**WHAT THE TASK ASKS**: Each line of the listing that contains the word "Extra" is to be copied.

**RECORDS PROVIDED**:
------------------------
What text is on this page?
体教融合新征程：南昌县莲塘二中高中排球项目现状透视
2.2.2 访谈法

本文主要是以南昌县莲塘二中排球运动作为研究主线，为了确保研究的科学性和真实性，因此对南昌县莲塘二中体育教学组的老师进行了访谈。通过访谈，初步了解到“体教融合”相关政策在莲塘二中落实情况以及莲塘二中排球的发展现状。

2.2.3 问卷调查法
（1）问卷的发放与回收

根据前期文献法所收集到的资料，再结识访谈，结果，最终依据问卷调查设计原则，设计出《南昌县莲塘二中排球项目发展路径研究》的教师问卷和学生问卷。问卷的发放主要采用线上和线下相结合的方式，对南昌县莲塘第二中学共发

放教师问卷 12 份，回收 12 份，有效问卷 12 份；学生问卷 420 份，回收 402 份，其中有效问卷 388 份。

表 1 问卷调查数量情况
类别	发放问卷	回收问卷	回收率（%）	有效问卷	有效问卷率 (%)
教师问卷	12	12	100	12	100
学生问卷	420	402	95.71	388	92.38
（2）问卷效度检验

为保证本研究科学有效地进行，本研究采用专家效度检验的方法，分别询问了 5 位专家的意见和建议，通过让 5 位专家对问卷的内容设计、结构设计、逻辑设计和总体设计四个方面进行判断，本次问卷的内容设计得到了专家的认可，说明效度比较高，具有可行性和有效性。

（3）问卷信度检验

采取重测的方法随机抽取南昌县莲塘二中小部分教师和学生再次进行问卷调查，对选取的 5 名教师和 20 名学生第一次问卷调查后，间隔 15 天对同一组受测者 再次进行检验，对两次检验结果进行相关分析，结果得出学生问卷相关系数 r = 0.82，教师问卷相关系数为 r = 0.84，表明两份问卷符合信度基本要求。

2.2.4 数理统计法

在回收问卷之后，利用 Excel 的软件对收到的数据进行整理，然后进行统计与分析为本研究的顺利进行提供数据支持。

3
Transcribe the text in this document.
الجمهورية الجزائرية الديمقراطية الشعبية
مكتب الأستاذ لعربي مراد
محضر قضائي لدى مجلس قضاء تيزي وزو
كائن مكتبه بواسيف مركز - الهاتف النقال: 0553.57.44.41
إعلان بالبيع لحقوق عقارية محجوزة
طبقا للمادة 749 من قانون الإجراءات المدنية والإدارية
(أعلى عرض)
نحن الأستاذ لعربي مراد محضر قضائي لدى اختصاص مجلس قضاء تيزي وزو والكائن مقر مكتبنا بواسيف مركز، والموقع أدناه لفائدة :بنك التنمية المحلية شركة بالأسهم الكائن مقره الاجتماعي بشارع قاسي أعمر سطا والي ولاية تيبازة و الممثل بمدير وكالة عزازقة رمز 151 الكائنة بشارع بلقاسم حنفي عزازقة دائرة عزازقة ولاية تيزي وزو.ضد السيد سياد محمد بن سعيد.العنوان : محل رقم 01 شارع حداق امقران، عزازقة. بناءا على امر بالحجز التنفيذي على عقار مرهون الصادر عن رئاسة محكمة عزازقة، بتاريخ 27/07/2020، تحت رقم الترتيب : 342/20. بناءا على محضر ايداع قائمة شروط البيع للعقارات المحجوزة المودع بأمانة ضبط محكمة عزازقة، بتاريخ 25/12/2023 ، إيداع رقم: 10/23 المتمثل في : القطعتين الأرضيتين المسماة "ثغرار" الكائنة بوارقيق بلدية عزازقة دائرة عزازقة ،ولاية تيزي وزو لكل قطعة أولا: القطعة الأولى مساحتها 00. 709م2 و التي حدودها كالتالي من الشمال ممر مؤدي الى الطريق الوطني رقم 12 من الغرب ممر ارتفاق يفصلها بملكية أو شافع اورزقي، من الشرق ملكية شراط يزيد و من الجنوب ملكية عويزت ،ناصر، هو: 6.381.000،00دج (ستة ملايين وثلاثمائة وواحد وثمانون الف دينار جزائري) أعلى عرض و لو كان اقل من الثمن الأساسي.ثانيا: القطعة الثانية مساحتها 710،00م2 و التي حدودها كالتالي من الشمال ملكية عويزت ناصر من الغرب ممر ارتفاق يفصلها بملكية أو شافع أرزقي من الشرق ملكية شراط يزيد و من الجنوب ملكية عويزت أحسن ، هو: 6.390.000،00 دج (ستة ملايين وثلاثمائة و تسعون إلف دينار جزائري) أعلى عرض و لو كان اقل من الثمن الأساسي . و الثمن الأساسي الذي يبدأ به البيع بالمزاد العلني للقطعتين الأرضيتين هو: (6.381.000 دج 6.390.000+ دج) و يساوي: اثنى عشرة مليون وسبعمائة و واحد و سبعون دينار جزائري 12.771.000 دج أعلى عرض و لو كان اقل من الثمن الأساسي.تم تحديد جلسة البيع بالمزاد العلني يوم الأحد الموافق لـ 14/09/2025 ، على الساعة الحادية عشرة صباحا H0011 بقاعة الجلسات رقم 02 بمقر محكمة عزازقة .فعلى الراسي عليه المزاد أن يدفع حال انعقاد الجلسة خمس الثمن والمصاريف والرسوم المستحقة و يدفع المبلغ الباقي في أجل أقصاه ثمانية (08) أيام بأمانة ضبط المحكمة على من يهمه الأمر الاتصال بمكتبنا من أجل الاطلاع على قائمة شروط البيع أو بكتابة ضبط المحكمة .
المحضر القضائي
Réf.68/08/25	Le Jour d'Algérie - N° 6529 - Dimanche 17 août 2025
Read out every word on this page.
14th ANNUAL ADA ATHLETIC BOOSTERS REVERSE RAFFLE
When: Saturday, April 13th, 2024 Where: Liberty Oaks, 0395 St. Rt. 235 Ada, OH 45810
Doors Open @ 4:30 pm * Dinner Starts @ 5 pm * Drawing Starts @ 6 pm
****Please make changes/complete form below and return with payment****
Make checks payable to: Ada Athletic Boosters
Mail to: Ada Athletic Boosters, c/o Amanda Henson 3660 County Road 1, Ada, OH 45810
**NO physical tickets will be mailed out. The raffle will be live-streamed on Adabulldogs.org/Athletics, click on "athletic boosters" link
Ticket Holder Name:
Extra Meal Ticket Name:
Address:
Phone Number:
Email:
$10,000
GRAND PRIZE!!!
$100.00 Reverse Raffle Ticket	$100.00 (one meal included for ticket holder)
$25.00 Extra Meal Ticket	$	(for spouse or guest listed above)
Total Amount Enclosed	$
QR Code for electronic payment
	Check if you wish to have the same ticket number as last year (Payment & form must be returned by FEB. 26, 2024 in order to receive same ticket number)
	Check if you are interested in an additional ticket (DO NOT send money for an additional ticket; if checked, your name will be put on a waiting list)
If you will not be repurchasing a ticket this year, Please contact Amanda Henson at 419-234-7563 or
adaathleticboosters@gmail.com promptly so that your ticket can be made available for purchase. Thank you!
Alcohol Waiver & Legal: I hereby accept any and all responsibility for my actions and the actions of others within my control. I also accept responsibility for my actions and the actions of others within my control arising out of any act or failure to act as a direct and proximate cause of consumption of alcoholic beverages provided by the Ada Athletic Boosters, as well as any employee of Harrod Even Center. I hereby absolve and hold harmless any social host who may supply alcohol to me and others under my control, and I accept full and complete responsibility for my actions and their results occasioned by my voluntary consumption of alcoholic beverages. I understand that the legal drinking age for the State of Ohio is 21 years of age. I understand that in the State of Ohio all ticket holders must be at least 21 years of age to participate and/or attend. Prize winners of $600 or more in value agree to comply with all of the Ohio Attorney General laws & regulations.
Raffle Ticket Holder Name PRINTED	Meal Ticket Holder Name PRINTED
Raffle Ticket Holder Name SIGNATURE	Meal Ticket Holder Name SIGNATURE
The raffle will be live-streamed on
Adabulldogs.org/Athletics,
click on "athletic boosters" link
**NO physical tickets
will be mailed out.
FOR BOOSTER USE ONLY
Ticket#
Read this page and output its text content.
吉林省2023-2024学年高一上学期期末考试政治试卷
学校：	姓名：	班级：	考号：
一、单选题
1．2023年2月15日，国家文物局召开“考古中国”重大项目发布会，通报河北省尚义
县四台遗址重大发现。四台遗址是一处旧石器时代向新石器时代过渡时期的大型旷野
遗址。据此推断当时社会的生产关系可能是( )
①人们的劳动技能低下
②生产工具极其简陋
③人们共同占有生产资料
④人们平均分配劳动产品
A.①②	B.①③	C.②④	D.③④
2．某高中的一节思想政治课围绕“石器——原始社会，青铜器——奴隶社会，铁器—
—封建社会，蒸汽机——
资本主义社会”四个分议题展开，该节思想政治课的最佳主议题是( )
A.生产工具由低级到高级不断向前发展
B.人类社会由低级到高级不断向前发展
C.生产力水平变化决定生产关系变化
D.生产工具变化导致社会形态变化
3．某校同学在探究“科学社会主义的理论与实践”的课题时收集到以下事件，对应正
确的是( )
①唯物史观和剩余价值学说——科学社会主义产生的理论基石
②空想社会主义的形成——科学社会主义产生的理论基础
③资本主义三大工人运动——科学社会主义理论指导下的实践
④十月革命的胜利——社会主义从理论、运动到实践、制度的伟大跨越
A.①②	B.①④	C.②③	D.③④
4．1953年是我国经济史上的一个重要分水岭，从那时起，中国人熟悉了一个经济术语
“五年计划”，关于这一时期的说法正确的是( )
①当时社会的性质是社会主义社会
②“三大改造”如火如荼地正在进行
------------------------
**THE RESPONSE**:
Extra Meal Ticket Name:
$25.00 Extra Meal Ticket	$	(for spouse or guest listed above)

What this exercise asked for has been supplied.